▸ TASK SET
- 1) Reproduce the ASEZA anniversary text word for word from "As the Aqaba" to "past five years.", inclusive.
- 2) Write out each dollar amount that appears in the ASEZA anniversary text.
[Opening EXERCISE TEXT section]
ASEZA five years on !

As the Aqaba Special Economic Zone Authority (ASEZA) celebrates its fifth anniversary this month, the potential for further growth in investments and development projects has been evidently boosted by the economic activity that has evolved over the past five years.

The zone received investments to the value of $500 million with over $1 billion additional investments by 2008. ASEZA officials predict the area would host $6 billion in total investments by the end of 2020 that would turn Aqaba’s 27-km beach into a Jordanian Cote d’Azur.

Investments have directed mainly the development of infrastructure, industrial and commercial areas. This is not to forget the fact that these projects secure tens of thousands of jobs for Jordanians. Significant investments in tourism, hospitality and leisure projects are underway in the Red Sea city, where over $1.5 billion have been allotted for the next five years. “ASEZA was initially set up to create a sustainable economic growth at the southern part of the Kingdom, by developing a competitive environment for local, regional and international investments and upgrade the quality of living standards for its people,” said Nader Dahabi, ASEZA’s chief commissioner.
[Closing EXERCISE TEXT section]
[Opening DATA section]
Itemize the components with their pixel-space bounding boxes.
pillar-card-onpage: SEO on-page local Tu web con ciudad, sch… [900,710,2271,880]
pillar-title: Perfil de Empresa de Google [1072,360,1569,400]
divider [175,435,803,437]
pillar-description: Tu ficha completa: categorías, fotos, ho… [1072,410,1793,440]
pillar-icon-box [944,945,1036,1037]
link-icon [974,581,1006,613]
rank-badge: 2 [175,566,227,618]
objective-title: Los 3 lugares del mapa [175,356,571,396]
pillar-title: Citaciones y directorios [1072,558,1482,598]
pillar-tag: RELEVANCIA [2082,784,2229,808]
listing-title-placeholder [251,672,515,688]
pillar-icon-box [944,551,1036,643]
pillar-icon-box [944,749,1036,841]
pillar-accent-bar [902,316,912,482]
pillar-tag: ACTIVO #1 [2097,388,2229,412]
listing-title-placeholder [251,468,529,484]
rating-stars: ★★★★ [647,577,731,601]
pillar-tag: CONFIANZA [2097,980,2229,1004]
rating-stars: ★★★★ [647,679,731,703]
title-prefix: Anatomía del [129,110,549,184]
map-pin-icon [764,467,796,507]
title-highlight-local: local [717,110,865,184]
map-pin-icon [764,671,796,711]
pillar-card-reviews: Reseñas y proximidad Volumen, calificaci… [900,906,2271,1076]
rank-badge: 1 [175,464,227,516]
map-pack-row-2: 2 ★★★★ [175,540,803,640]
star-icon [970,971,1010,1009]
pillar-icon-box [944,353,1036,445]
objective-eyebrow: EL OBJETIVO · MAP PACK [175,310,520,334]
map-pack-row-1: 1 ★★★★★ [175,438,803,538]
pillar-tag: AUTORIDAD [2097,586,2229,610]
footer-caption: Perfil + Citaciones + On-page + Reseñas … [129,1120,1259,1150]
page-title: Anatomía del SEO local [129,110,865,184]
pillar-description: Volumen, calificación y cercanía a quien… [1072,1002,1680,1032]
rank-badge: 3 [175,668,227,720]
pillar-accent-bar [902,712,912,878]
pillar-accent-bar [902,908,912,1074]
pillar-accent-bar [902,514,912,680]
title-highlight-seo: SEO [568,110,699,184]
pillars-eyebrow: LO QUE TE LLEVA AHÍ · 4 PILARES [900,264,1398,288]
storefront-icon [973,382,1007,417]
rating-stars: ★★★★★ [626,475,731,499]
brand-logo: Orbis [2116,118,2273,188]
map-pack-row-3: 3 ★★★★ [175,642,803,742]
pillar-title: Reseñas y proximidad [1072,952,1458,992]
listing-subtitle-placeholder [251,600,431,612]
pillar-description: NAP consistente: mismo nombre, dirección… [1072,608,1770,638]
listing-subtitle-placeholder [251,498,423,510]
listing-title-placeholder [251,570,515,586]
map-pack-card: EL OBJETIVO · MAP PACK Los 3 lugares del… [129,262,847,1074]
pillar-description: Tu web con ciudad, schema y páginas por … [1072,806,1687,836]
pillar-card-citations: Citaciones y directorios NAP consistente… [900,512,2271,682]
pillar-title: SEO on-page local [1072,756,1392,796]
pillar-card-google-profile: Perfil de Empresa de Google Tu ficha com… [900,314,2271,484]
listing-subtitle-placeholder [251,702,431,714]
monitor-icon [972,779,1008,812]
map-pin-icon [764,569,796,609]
[Closing DATA section]
▸ RESULTS
- 1)
As the Aqaba Special Economic Zone Authority (ASEZA) celebrates its fifth anniversary this month, the potential for further growth in investments and development projects has been evidently boosted by the economic activity that has evolved over the past five years.

- 2)
$500 million
$1 billion
$6 billion
$1.5 billion